## Data items:
────────────────────
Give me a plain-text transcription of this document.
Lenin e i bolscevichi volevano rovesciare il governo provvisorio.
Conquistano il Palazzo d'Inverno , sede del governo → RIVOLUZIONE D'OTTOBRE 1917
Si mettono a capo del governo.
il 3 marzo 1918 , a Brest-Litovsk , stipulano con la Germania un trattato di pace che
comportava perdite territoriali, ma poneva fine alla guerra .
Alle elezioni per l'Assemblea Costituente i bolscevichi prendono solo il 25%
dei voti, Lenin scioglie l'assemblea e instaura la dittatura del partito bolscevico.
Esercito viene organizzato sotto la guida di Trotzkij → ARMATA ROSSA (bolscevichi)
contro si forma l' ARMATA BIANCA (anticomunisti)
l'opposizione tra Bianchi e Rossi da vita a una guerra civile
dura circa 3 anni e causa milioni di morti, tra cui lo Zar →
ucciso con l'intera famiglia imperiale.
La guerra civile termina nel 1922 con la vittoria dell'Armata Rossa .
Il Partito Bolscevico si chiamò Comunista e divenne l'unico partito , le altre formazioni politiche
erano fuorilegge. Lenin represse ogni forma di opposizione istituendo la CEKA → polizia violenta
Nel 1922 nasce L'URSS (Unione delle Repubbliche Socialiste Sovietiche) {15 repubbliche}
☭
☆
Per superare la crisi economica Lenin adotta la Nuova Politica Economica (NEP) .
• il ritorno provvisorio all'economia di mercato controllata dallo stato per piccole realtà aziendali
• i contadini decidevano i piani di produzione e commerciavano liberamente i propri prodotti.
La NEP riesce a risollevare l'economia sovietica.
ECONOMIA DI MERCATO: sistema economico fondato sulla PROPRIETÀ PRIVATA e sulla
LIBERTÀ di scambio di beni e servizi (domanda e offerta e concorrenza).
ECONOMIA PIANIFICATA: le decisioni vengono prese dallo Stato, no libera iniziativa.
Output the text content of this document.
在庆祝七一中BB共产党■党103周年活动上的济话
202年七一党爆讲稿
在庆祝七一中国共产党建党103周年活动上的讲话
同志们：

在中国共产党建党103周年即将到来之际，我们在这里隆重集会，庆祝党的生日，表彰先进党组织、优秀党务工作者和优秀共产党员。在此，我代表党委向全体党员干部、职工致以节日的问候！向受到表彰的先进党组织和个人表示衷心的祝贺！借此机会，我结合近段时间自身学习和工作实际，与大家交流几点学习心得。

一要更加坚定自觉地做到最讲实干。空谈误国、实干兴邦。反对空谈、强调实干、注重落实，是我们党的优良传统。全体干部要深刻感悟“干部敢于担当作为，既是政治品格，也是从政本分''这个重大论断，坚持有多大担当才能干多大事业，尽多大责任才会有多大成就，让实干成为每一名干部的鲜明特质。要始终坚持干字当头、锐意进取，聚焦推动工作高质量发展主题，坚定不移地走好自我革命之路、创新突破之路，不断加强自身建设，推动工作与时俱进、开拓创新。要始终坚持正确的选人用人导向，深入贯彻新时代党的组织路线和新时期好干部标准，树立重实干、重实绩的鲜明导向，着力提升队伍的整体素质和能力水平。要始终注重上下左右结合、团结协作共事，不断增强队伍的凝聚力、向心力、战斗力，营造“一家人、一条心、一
────────────────────
## WRITTEN REQUEST:
The answer consists only of the lines from the one containing "Output the text content of this document." to the end of the records, each written out exactly.

## SOLUTION TO THIS TASK:
Output the text content of this document.
在庆祝七一中BB共产党■党103周年活动上的济话
202年七一党爆讲稿
在庆祝七一中国共产党建党103周年活动上的讲话
同志们：

在中国共产党建党103周年即将到来之际，我们在这里隆重集会，庆祝党的生日，表彰先进党组织、优秀党务工作者和优秀共产党员。在此，我代表党委向全体党员干部、职工致以节日的问候！向受到表彰的先进党组织和个人表示衷心的祝贺！借此机会，我结合近段时间自身学习和工作实际，与大家交流几点学习心得。

一要更加坚定自觉地做到最讲实干。空谈误国、实干兴邦。反对空谈、强调实干、注重落实，是我们党的优良传统。全体干部要深刻感悟“干部敢于担当作为，既是政治品格，也是从政本分''这个重大论断，坚持有多大担当才能干多大事业，尽多大责任才会有多大成就，让实干成为每一名干部的鲜明特质。要始终坚持干字当头、锐意进取，聚焦推动工作高质量发展主题，坚定不移地走好自我革命之路、创新突破之路，不断加强自身建设，推动工作与时俱进、开拓创新。要始终坚持正确的选人用人导向，深入贯彻新时代党的组织路线和新时期好干部标准，树立重实干、重实绩的鲜明导向，着力提升队伍的整体素质和能力水平。要始终注重上下左右结合、团结协作共事，不断增强队伍的凝聚力、向心力、战斗力，营造“一家人、一条心、一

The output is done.